### Given request
In the entries that follow, how many lines hold the string "label"? Give only that number.

### Provided information
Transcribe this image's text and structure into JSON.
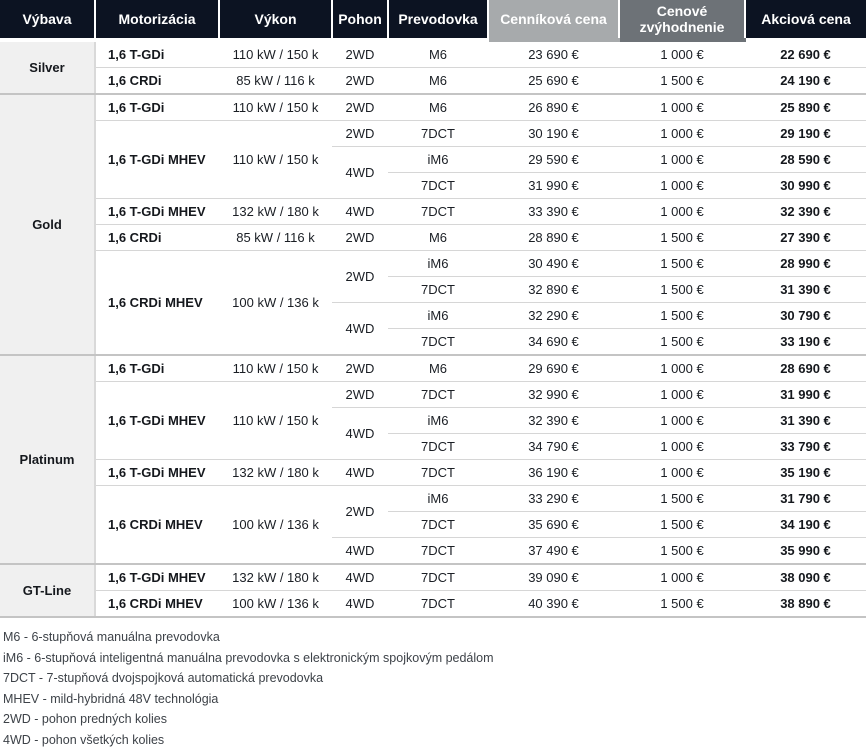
{
  "colors": {
    "header_dark": "#0c1322",
    "header_light_gray": "#a7aaac",
    "header_mid_gray": "#6d7277",
    "trim_column_bg": "#f0f0f0",
    "row_border": "#d6d6d6",
    "section_border": "#c4c4c4"
  },
  "table": {
    "headers": [
      {
        "label": "Výbava"
      },
      {
        "label": "Motorizácia"
      },
      {
        "label": "Výkon"
      },
      {
        "label": "Pohon"
      },
      {
        "label": "Prevodovka"
      },
      {
        "label": "Cenníková cena"
      },
      {
        "label": "Cenové zvýhodnenie"
      },
      {
        "label": "Akciová cena"
      }
    ],
    "rows": [
      {
        "trim": {
          "text": "Silver",
          "span": 2
        },
        "engine": {
          "text": "1,6 T-GDi"
        },
        "power": {
          "text": "110 kW / 150 k"
        },
        "drive": {
          "text": "2WD"
        },
        "trans": "M6",
        "list": "23 690 €",
        "discount": "1 000 €",
        "promo": "22 690 €"
      },
      {
        "engine": {
          "text": "1,6 CRDi"
        },
        "power": {
          "text": "85 kW / 116 k"
        },
        "drive": {
          "text": "2WD"
        },
        "trans": "M6",
        "list": "25 690 €",
        "discount": "1 500 €",
        "promo": "24 190 €",
        "section_end": true
      },
      {
        "trim": {
          "text": "Gold",
          "span": 10
        },
        "engine": {
          "text": "1,6 T-GDi"
        },
        "power": {
          "text": "110 kW / 150 k"
        },
        "drive": {
          "text": "2WD"
        },
        "trans": "M6",
        "list": "26 890 €",
        "discount": "1 000 €",
        "promo": "25 890 €"
      },
      {
        "engine": {
          "text": "1,6 T-GDi MHEV",
          "span": 3
        },
        "power": {
          "text": "110 kW / 150 k",
          "span": 3
        },
        "drive": {
          "text": "2WD"
        },
        "trans": "7DCT",
        "list": "30 190 €",
        "discount": "1 000 €",
        "promo": "29 190 €"
      },
      {
        "drive": {
          "text": "4WD",
          "span": 2
        },
        "trans": "iM6",
        "list": "29 590 €",
        "discount": "1 000 €",
        "promo": "28 590 €"
      },
      {
        "trans": "7DCT",
        "list": "31 990 €",
        "discount": "1 000 €",
        "promo": "30 990 €"
      },
      {
        "engine": {
          "text": "1,6 T-GDi MHEV"
        },
        "power": {
          "text": "132 kW / 180 k"
        },
        "drive": {
          "text": "4WD"
        },
        "trans": "7DCT",
        "list": "33 390 €",
        "discount": "1 000 €",
        "promo": "32 390 €"
      },
      {
        "engine": {
          "text": "1,6 CRDi"
        },
        "power": {
          "text": "85 kW / 116 k"
        },
        "drive": {
          "text": "2WD"
        },
        "trans": "M6",
        "list": "28 890 €",
        "discount": "1 500 €",
        "promo": "27 390 €"
      },
      {
        "engine": {
          "text": "1,6 CRDi MHEV",
          "span": 4
        },
        "power": {
          "text": "100 kW / 136 k",
          "span": 4
        },
        "drive": {
          "text": "2WD",
          "span": 2
        },
        "trans": "iM6",
        "list": "30 490 €",
        "discount": "1 500 €",
        "promo": "28 990 €"
      },
      {
        "trans": "7DCT",
        "list": "32 890 €",
        "discount": "1 500 €",
        "promo": "31 390 €"
      },
      {
        "drive": {
          "text": "4WD",
          "span": 2
        },
        "trans": "iM6",
        "list": "32 290 €",
        "discount": "1 500 €",
        "promo": "30 790 €"
      },
      {
        "trans": "7DCT",
        "list": "34 690 €",
        "discount": "1 500 €",
        "promo": "33 190 €",
        "section_end": true
      },
      {
        "trim": {
          "text": "Platinum",
          "span": 8
        },
        "engine": {
          "text": "1,6 T-GDi"
        },
        "power": {
          "text": "110 kW / 150 k"
        },
        "drive": {
          "text": "2WD"
        },
        "trans": "M6",
        "list": "29 690 €",
        "discount": "1 000 €",
        "promo": "28 690 €"
      },
      {
        "engine": {
          "text": "1,6 T-GDi MHEV",
          "span": 3
        },
        "power": {
          "text": "110 kW / 150 k",
          "span": 3
        },
        "drive": {
          "text": "2WD"
        },
        "trans": "7DCT",
        "list": "32 990 €",
        "discount": "1 000 €",
        "promo": "31 990 €"
      },
      {
        "drive": {
          "text": "4WD",
          "span": 2
        },
        "trans": "iM6",
        "list": "32 390 €",
        "discount": "1 000 €",
        "promo": "31 390 €"
      },
      {
        "trans": "7DCT",
        "list": "34 790 €",
        "discount": "1 000 €",
        "promo": "33 790 €"
      },
      {
        "engine": {
          "text": "1,6 T-GDi MHEV"
        },
        "power": {
          "text": "132 kW / 180 k"
        },
        "drive": {
          "text": "4WD"
        },
        "trans": "7DCT",
        "list": "36 190 €",
        "discount": "1 000 €",
        "promo": "35 190 €"
      },
      {
        "engine": {
          "text": "1,6 CRDi MHEV",
          "span": 3
        },
        "power": {
          "text": "100 kW / 136 k",
          "span": 3
        },
        "drive": {
          "text": "2WD",
          "span": 2
        },
        "trans": "iM6",
        "list": "33 290 €",
        "discount": "1 500 €",
        "promo": "31 790 €"
      },
      {
        "trans": "7DCT",
        "list": "35 690 €",
        "discount": "1 500 €",
        "promo": "34 190 €"
      },
      {
        "drive": {
          "text": "4WD"
        },
        "trans": "7DCT",
        "list": "37 490 €",
        "discount": "1 500 €",
        "promo": "35 990 €",
        "section_end": true
      },
      {
        "trim": {
          "text": "GT-Line",
          "span": 2
        },
        "engine": {
          "text": "1,6 T-GDi MHEV"
        },
        "power": {
          "text": "132 kW / 180 k"
        },
        "drive": {
          "text": "4WD"
        },
        "trans": "7DCT",
        "list": "39 090 €",
        "discount": "1 000 €",
        "promo": "38 090 €"
      },
      {
        "engine": {
          "text": "1,6 CRDi MHEV"
        },
        "power": {
          "text": "100 kW / 136 k"
        },
        "drive": {
          "text": "4WD"
        },
        "trans": "7DCT",
        "list": "40 390 €",
        "discount": "1 500 €",
        "promo": "38 890 €",
        "section_end": true
      }
    ]
  },
  "footnotes": [
    "M6 - 6-stupňová manuálna prevodovka",
    "iM6 - 6-stupňová inteligentná manuálna prevodovka s elektronickým spojkovým pedálom",
    "7DCT - 7-stupňová dvojspojková automatická prevodovka",
    "MHEV - mild-hybridná 48V technológia",
    "2WD - pohon predných kolies",
    "4WD - pohon všetkých kolies"
  ]
}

### Result
8